Do this =>
Duplicate the entries below line for line, leaving out the pictures.

Dataset entries =>
►

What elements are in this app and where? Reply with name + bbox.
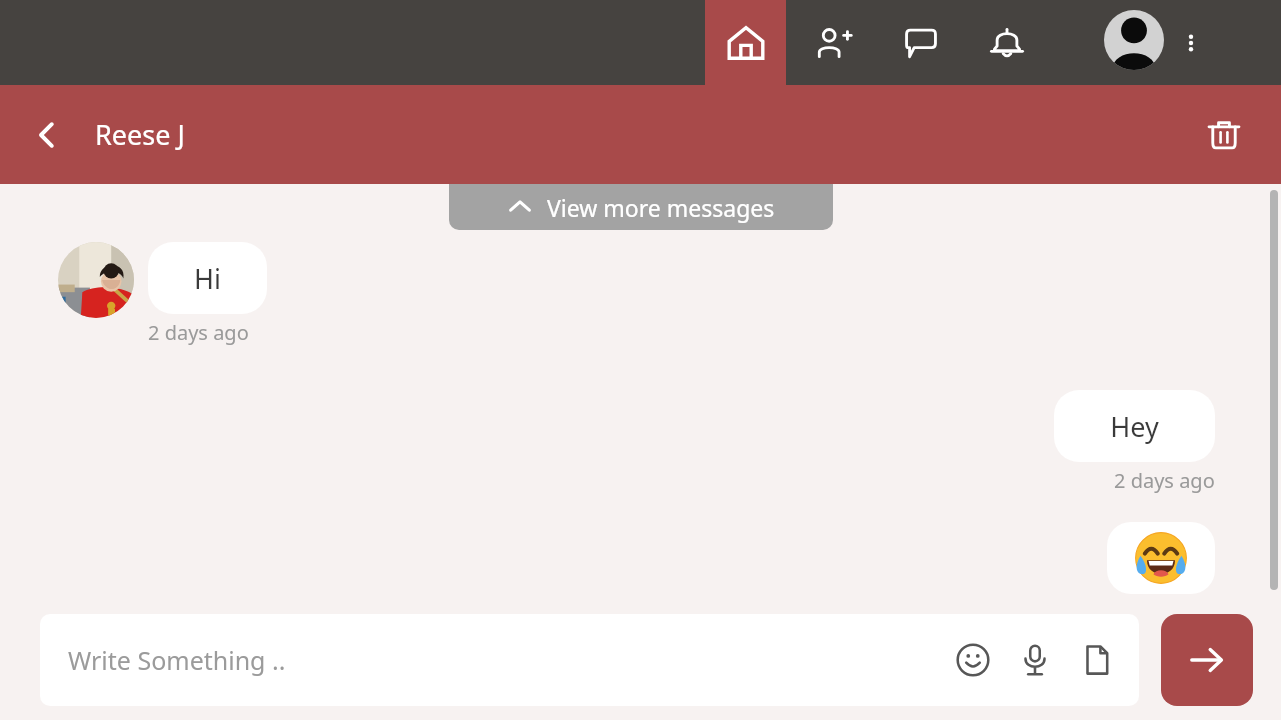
button[interactable]: Home <box>705 0 786 85</box>
button[interactable]: Messages <box>881 0 961 85</box>
button[interactable]: Voice message <box>1007 632 1063 688</box>
button[interactable]: Delete conversation <box>1193 104 1255 166</box>
button[interactable]: Notifications <box>967 0 1047 85</box>
staticText: Hi <box>194 260 221 297</box>
staticText: 2 days ago <box>148 319 249 346</box>
staticText: Hey <box>1110 408 1159 445</box>
button[interactable]: More options <box>1168 0 1214 85</box>
button[interactable]: Attach file <box>1069 632 1125 688</box>
button[interactable]: Emoji <box>945 632 1001 688</box>
staticText: 2 days ago <box>1114 467 1215 494</box>
staticText: View more messages <box>547 192 775 223</box>
button[interactable]: Back <box>16 104 78 166</box>
button[interactable]: Profile <box>1104 10 1164 70</box>
staticText: Reese J <box>95 116 185 153</box>
button[interactable] <box>1107 522 1215 594</box>
button[interactable]: View more messages <box>449 184 833 230</box>
button[interactable]: Hey <box>1054 390 1215 462</box>
button[interactable]: Write Something .. <box>40 614 1139 706</box>
staticText: Write Something .. <box>68 643 945 677</box>
button[interactable]: Hi <box>148 242 267 314</box>
button[interactable]: Add friend <box>793 0 873 85</box>
button[interactable]: Send <box>1161 614 1253 706</box>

◄

Answer to this task =>
What elements are in this app and where? Reply with name + bbox.
button[interactable]: Home <box>705 0 786 85</box>
button[interactable]: Messages <box>881 0 961 85</box>
button[interactable]: Voice message <box>1007 632 1063 688</box>
button[interactable]: Delete conversation <box>1193 104 1255 166</box>
button[interactable]: Notifications <box>967 0 1047 85</box>
staticText: Hi <box>194 260 221 297</box>
staticText: 2 days ago <box>148 319 249 346</box>
staticText: Hey <box>1110 408 1159 445</box>
button[interactable]: More options <box>1168 0 1214 85</box>
button[interactable]: Attach file <box>1069 632 1125 688</box>
button[interactable]: Emoji <box>945 632 1001 688</box>
staticText: 2 days ago <box>1114 467 1215 494</box>
staticText: View more messages <box>547 192 775 223</box>
button[interactable]: Back <box>16 104 78 166</box>
button[interactable]: Profile <box>1104 10 1164 70</box>
staticText: Reese J <box>95 116 185 153</box>
button[interactable] <box>1107 522 1215 594</box>
button[interactable]: View more messages <box>449 184 833 230</box>
button[interactable]: Hey <box>1054 390 1215 462</box>
button[interactable]: Write Something .. <box>40 614 1139 706</box>
staticText: Write Something .. <box>68 643 945 677</box>
button[interactable]: Hi <box>148 242 267 314</box>
button[interactable]: Add friend <box>793 0 873 85</box>
button[interactable]: Send <box>1161 614 1253 706</box>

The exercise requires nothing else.